# [Short task]
Please work out how many lines in the material contain "дорожной" and give only that figure.

--- start of Data ---

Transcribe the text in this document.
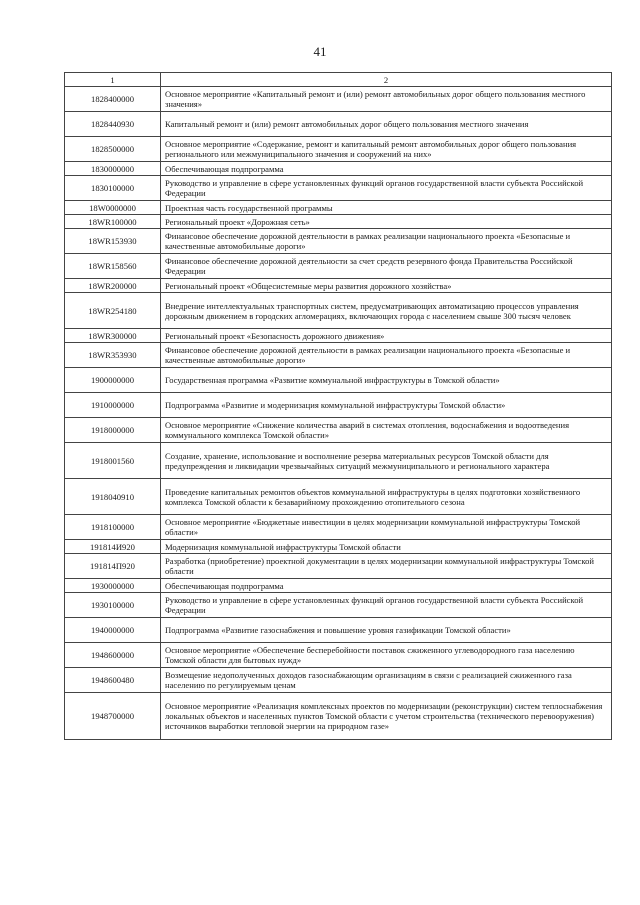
41
1	2
1828400000	Основное мероприятие «Капитальный ремонт и (или) ремонт автомобильных дорог общего пользования местного значения»
1828440930	Капитальный ремонт и (или) ремонт автомобильных дорог общего пользования местного значения
1828500000	Основное мероприятие «Содержание, ремонт и капитальный ремонт автомобильных дорог общего пользования регионального или межмуниципального значения и сооружений на них»
1830000000	Обеспечивающая подпрограмма
1830100000	Руководство и управление в сфере установленных функций органов государственной власти субъекта Российской Федерации
18W0000000	Проектная часть государственной программы
18WR100000	Региональный проект «Дорожная сеть»
18WR153930	Финансовое обеспечение дорожной деятельности в рамках реализации национального проекта «Безопасные и качественные автомобильные дороги»
18WR158560	Финансовое обеспечение дорожной деятельности за счет средств резервного фонда Правительства Российской Федерации
18WR200000	Региональный проект «Общесистемные меры развития дорожного хозяйства»
18WR254180	Внедрение интеллектуальных транспортных систем, предусматривающих автоматизацию процессов управления дорожным движением в городских агломерациях, включающих города с населением свыше 300 тысяч человек
18WR300000	Региональный проект «Безопасность дорожного движения»
18WR353930	Финансовое обеспечение дорожной деятельности в рамках реализации национального проекта «Безопасные и качественные автомобильные дороги»
1900000000	Государственная программа «Развитие коммунальной инфраструктуры в Томской области»
1910000000	Подпрограмма «Развитие и модернизация коммунальной инфраструктуры Томской области»
1918000000	Основное мероприятие «Снижение количества аварий в системах отопления, водоснабжения и водоотведения коммунального комплекса Томской области»
1918001560	Создание, хранение, использование и восполнение резерва материальных ресурсов Томской области для предупреждения и ликвидации чрезвычайных ситуаций межмуниципального и регионального характера
1918040910	Проведение капитальных ремонтов объектов коммунальной инфраструктуры в целях подготовки хозяйственного комплекса Томской области к безаварийному прохождению отопительного сезона
1918100000	Основное мероприятие «Бюджетные инвестиции в целях модернизации коммунальной инфраструктуры Томской области»
191814И920	Модернизация коммунальной инфраструктуры Томской области
191814П920	Разработка (приобретение) проектной документации в целях модернизации коммунальной инфраструктуры Томской области
1930000000	Обеспечивающая подпрограмма
1930100000	Руководство и управление в сфере установленных функций органов государственной власти субъекта Российской Федерации
1940000000	Подпрограмма «Развитие газоснабжения и повышение уровня газификации Томской области»
1948600000	Основное мероприятие «Обеспечение бесперебойности поставок сжиженного углеводородного газа населению Томской области для бытовых нужд»
1948600480	Возмещение недополученных доходов газоснабжающим организациям в связи с реализацией сжиженного газа населению по регулируемым ценам
1948700000	Основное мероприятие «Реализация комплексных проектов по модернизации (реконструкции) систем теплоснабжения локальных объектов и населенных пунктов Томской области с учетом строительства (технического перевооружения) источников выработки тепловой энергии на природном газе»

--- end of Data ---

# [Worked answer]
3